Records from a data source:
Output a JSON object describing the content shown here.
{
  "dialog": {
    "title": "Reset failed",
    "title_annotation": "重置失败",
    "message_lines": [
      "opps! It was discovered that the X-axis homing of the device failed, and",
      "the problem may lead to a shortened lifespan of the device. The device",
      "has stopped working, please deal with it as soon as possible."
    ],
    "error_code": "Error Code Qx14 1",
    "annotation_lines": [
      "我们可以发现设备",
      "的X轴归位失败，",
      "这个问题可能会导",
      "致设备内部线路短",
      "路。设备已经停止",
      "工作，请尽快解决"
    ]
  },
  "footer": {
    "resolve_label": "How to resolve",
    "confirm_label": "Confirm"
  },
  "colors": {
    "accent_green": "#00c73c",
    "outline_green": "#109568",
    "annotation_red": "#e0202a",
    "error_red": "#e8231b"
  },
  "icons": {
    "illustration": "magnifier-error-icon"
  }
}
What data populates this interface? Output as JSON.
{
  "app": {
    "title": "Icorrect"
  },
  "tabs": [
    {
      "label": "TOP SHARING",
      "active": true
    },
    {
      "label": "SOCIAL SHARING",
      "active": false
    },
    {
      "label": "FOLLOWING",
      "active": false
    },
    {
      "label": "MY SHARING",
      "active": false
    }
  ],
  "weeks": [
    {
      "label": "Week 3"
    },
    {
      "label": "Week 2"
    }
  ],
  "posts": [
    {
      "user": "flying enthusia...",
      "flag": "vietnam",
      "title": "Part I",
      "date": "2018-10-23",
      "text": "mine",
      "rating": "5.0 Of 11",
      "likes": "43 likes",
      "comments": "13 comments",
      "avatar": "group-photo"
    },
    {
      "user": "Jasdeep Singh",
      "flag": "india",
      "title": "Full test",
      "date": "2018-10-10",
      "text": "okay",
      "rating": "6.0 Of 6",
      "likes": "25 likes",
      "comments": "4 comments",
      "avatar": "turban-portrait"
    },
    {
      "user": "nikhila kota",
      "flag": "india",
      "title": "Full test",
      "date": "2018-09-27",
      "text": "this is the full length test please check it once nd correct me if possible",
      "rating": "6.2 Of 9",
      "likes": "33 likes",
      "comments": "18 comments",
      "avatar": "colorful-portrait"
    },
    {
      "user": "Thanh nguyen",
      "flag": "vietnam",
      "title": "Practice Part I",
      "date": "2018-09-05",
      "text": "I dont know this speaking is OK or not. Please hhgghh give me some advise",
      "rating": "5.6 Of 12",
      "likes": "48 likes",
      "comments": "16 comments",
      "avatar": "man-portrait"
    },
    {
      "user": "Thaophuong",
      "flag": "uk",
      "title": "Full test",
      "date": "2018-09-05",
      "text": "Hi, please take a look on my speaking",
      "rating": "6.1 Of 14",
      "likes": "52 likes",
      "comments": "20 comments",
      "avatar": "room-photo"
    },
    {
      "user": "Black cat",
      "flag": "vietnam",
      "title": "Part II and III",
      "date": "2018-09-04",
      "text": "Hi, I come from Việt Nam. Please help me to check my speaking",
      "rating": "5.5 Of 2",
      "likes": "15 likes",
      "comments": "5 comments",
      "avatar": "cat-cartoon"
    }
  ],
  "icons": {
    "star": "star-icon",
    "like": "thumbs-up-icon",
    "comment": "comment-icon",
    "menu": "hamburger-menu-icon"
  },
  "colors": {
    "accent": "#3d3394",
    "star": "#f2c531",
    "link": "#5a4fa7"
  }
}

■ TASK TO COMPLETE:
Lines containing the word "SHARING" must all be returned from the material above.

■ SOLVED EXERCISE:
      "label": "TOP SHARING",
      "label": "SOCIAL SHARING",
      "label": "MY SHARING",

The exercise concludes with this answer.